### Material provided
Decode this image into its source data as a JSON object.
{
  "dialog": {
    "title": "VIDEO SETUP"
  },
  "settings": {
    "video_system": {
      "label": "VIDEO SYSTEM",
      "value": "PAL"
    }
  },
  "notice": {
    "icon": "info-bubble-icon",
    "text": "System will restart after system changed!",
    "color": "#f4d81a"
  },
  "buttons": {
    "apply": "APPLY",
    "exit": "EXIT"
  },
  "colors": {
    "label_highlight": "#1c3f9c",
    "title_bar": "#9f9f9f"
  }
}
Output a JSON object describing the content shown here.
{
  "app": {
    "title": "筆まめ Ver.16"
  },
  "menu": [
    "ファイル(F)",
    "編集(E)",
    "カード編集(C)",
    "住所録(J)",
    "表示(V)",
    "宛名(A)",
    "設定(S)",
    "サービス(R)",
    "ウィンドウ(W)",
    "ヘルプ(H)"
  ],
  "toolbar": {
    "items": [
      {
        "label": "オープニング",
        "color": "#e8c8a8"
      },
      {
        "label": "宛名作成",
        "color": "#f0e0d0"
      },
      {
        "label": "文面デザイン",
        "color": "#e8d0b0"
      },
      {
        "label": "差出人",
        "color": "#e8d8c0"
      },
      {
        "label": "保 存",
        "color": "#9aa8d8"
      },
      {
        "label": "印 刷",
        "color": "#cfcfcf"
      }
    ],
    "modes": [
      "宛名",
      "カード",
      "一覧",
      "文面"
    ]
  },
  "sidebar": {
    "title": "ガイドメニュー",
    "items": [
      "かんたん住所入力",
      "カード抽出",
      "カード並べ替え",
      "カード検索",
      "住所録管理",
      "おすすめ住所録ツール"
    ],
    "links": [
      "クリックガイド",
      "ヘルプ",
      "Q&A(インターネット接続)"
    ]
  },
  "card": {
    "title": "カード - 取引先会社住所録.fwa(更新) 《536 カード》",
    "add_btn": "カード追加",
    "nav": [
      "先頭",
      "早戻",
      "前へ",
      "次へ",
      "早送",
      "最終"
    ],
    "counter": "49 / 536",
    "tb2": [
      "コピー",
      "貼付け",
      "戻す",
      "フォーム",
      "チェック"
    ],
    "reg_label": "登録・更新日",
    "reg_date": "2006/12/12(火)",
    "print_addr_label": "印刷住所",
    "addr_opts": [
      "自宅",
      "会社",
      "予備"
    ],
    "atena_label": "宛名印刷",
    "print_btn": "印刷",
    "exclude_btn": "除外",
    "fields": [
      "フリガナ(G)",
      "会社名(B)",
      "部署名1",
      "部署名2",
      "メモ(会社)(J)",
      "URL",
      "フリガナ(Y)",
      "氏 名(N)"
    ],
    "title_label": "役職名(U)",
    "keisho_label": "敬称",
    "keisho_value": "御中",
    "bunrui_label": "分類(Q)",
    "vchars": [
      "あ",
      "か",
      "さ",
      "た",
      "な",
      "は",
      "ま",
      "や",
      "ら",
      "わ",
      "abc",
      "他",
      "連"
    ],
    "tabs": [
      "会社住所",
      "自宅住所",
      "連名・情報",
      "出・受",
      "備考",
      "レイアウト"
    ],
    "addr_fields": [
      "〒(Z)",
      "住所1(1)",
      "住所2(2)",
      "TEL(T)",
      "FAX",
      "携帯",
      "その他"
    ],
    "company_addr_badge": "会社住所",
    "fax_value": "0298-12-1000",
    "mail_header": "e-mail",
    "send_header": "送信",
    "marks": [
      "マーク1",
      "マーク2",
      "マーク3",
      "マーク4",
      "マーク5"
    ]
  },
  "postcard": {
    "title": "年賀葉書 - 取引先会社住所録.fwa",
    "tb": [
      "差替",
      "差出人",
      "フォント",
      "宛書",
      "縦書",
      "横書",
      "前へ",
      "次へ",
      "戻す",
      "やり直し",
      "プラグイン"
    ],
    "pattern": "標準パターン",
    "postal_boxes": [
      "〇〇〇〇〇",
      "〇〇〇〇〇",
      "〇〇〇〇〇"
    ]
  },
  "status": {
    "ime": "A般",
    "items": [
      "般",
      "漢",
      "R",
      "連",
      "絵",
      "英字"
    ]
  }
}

### Task brief
Write out every record, exactly as written.

### Response to the task
Decode this image into its source data as a JSON object.
{
  "dialog": {
    "title": "VIDEO SETUP"
  },
  "settings": {
    "video_system": {
      "label": "VIDEO SYSTEM",
      "value": "PAL"
    }
  },
  "notice": {
    "icon": "info-bubble-icon",
    "text": "System will restart after system changed!",
    "color": "#f4d81a"
  },
  "buttons": {
    "apply": "APPLY",
    "exit": "EXIT"
  },
  "colors": {
    "label_highlight": "#1c3f9c",
    "title_bar": "#9f9f9f"
  }
}
Output a JSON object describing the content shown here.
{
  "app": {
    "title": "筆まめ Ver.16"
  },
  "menu": [
    "ファイル(F)",
    "編集(E)",
    "カード編集(C)",
    "住所録(J)",
    "表示(V)",
    "宛名(A)",
    "設定(S)",
    "サービス(R)",
    "ウィンドウ(W)",
    "ヘルプ(H)"
  ],
  "toolbar": {
    "items": [
      {
        "label": "オープニング",
        "color": "#e8c8a8"
      },
      {
        "label": "宛名作成",
        "color": "#f0e0d0"
      },
      {
        "label": "文面デザイン",
        "color": "#e8d0b0"
      },
      {
        "label": "差出人",
        "color": "#e8d8c0"
      },
      {
        "label": "保 存",
        "color": "#9aa8d8"
      },
      {
        "label": "印 刷",
        "color": "#cfcfcf"
      }
    ],
    "modes": [
      "宛名",
      "カード",
      "一覧",
      "文面"
    ]
  },
  "sidebar": {
    "title": "ガイドメニュー",
    "items": [
      "かんたん住所入力",
      "カード抽出",
      "カード並べ替え",
      "カード検索",
      "住所録管理",
      "おすすめ住所録ツール"
    ],
    "links": [
      "クリックガイド",
      "ヘルプ",
      "Q&A(インターネット接続)"
    ]
  },
  "card": {
    "title": "カード - 取引先会社住所録.fwa(更新) 《536 カード》",
    "add_btn": "カード追加",
    "nav": [
      "先頭",
      "早戻",
      "前へ",
      "次へ",
      "早送",
      "最終"
    ],
    "counter": "49 / 536",
    "tb2": [
      "コピー",
      "貼付け",
      "戻す",
      "フォーム",
      "チェック"
    ],
    "reg_label": "登録・更新日",
    "reg_date": "2006/12/12(火)",
    "print_addr_label": "印刷住所",
    "addr_opts": [
      "自宅",
      "会社",
      "予備"
    ],
    "atena_label": "宛名印刷",
    "print_btn": "印刷",
    "exclude_btn": "除外",
    "fields": [
      "フリガナ(G)",
      "会社名(B)",
      "部署名1",
      "部署名2",
      "メモ(会社)(J)",
      "URL",
      "フリガナ(Y)",
      "氏 名(N)"
    ],
    "title_label": "役職名(U)",
    "keisho_label": "敬称",
    "keisho_value": "御中",
    "bunrui_label": "分類(Q)",
    "vchars": [
      "あ",
      "か",
      "さ",
      "た",
      "な",
      "は",
      "ま",
      "や",
      "ら",
      "わ",
      "abc",
      "他",
      "連"
    ],
    "tabs": [
      "会社住所",
      "自宅住所",
      "連名・情報",
      "出・受",
      "備考",
      "レイアウト"
    ],
    "addr_fields": [
      "〒(Z)",
      "住所1(1)",
      "住所2(2)",
      "TEL(T)",
      "FAX",
      "携帯",
      "その他"
    ],
    "company_addr_badge": "会社住所",
    "fax_value": "0298-12-1000",
    "mail_header": "e-mail",
    "send_header": "送信",
    "marks": [
      "マーク1",
      "マーク2",
      "マーク3",
      "マーク4",
      "マーク5"
    ]
  },
  "postcard": {
    "title": "年賀葉書 - 取引先会社住所録.fwa",
    "tb": [
      "差替",
      "差出人",
      "フォント",
      "宛書",
      "縦書",
      "横書",
      "前へ",
      "次へ",
      "戻す",
      "やり直し",
      "プラグイン"
    ],
    "pattern": "標準パターン",
    "postal_boxes": [
      "〇〇〇〇〇",
      "〇〇〇〇〇",
      "〇〇〇〇〇"
    ]
  },
  "status": {
    "ime": "A般",
    "items": [
      "般",
      "漢",
      "R",
      "連",
      "絵",
      "英字"
    ]
  }
}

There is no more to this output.